→ **WORK INSTRUCTIONS**
Which lines have the string "پایه"? Copy all of them from the entries below.

→ **TASK MATERIAL**
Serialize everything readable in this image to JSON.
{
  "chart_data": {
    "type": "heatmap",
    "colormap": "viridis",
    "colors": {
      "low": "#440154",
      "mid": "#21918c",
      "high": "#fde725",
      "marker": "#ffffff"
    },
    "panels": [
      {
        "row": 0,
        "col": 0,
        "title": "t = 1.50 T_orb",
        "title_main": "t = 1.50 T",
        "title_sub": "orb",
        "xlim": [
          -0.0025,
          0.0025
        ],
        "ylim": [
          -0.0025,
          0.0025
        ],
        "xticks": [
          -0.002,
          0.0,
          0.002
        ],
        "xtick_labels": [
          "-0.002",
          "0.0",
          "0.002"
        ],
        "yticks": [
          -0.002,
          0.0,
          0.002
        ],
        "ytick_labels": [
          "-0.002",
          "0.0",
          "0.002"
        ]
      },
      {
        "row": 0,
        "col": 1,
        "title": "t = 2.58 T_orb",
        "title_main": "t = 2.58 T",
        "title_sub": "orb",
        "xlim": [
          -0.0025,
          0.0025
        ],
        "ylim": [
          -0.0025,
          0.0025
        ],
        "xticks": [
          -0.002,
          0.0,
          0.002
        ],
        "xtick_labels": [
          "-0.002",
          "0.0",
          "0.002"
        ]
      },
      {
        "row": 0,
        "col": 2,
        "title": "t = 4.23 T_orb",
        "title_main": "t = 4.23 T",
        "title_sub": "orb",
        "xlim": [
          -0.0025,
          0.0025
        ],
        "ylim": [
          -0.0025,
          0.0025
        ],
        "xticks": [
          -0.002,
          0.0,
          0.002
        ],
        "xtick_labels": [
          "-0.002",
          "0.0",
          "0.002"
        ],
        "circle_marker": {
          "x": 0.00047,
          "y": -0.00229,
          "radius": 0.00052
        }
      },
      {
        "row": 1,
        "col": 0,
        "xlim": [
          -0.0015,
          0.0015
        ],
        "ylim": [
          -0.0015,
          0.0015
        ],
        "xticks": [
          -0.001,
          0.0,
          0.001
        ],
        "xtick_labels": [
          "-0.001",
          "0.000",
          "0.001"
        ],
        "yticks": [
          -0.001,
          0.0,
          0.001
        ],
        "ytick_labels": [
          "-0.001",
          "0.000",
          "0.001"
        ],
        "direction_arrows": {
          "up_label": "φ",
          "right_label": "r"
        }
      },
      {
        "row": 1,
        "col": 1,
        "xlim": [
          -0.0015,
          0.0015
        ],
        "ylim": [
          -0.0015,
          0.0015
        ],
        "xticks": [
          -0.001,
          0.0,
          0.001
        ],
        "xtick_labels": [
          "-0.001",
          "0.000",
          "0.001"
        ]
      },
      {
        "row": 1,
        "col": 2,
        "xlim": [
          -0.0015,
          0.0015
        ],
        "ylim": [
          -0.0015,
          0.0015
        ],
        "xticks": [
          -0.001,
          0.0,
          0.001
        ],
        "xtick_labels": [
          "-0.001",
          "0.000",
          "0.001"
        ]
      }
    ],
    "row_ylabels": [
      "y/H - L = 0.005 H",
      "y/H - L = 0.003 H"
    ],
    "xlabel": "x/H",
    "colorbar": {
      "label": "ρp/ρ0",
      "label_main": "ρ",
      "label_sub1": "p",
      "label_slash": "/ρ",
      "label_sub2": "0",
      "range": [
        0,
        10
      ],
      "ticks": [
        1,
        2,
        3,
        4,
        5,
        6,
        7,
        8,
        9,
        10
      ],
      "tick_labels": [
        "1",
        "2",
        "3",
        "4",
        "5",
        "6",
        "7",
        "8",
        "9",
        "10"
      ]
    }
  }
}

* * *

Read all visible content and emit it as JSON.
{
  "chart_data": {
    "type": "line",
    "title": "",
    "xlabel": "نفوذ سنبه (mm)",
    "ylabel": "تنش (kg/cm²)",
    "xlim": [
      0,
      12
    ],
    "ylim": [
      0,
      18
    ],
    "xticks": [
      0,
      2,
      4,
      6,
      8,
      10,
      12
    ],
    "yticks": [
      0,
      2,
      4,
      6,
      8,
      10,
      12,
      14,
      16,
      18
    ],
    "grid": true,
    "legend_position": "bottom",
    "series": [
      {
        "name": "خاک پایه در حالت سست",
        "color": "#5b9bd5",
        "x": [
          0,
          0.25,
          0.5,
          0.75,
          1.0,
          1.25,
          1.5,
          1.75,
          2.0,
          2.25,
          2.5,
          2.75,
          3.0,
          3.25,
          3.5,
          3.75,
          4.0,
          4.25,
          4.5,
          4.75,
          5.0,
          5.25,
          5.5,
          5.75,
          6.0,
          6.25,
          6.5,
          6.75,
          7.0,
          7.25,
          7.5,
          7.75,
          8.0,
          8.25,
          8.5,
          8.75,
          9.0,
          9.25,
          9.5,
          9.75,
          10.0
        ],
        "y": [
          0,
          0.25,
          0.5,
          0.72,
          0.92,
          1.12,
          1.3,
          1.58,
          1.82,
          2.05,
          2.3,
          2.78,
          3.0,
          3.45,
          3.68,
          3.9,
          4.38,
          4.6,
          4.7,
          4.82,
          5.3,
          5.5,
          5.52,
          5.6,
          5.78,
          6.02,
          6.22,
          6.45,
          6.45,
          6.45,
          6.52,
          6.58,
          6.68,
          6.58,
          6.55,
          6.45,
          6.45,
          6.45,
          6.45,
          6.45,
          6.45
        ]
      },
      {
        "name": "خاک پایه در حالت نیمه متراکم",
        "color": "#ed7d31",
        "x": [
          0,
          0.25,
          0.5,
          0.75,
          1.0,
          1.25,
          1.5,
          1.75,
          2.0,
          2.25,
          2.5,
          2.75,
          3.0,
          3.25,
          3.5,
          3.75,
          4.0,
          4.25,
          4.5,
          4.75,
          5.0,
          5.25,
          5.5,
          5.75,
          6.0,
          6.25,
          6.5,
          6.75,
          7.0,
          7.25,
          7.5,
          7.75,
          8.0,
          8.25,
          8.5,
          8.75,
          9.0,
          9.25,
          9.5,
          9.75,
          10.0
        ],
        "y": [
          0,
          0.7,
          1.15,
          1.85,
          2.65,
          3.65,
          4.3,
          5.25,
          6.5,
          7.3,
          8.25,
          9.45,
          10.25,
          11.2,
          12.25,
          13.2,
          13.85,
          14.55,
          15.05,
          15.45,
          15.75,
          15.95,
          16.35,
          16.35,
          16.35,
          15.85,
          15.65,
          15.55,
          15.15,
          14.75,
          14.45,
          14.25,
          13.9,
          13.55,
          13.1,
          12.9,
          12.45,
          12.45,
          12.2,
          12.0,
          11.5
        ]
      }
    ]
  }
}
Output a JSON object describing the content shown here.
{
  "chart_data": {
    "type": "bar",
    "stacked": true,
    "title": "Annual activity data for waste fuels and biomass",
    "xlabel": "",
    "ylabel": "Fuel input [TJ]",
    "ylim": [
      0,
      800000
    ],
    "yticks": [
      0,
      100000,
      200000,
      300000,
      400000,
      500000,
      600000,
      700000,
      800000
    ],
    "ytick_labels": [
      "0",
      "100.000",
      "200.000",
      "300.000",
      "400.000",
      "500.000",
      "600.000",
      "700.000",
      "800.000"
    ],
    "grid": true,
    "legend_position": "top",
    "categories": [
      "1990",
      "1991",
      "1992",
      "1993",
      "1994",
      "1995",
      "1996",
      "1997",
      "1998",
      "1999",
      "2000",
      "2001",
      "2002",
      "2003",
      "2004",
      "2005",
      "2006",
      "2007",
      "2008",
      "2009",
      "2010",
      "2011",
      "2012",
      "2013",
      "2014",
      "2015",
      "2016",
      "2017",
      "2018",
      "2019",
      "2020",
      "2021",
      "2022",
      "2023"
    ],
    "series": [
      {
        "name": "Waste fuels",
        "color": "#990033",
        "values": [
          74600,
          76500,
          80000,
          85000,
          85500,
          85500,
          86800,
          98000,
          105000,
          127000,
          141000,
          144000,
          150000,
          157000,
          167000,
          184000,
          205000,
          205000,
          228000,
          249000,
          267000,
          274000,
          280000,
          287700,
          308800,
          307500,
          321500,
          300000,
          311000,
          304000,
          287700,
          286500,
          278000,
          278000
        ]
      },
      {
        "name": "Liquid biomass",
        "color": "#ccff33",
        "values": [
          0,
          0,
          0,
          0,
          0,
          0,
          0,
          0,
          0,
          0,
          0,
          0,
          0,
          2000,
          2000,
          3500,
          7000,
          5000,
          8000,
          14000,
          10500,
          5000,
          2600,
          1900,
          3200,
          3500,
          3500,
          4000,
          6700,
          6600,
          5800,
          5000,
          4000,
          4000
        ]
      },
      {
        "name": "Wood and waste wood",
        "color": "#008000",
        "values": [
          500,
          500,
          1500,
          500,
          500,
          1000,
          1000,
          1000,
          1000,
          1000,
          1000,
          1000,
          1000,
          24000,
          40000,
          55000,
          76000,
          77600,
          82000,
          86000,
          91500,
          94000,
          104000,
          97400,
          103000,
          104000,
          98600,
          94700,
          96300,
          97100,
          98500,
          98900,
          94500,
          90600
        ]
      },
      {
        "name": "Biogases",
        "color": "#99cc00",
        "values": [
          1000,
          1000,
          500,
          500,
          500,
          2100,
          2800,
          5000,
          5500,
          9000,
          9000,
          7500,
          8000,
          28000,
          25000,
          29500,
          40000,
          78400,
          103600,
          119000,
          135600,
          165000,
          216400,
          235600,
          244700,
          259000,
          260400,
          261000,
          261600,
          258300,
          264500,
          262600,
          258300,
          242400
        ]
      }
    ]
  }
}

→ **SOLUTION TO THE PROBLEM**
        "name": "خاک پایه در حالت سست",
        "name": "خاک پایه در حالت نیمه متراکم",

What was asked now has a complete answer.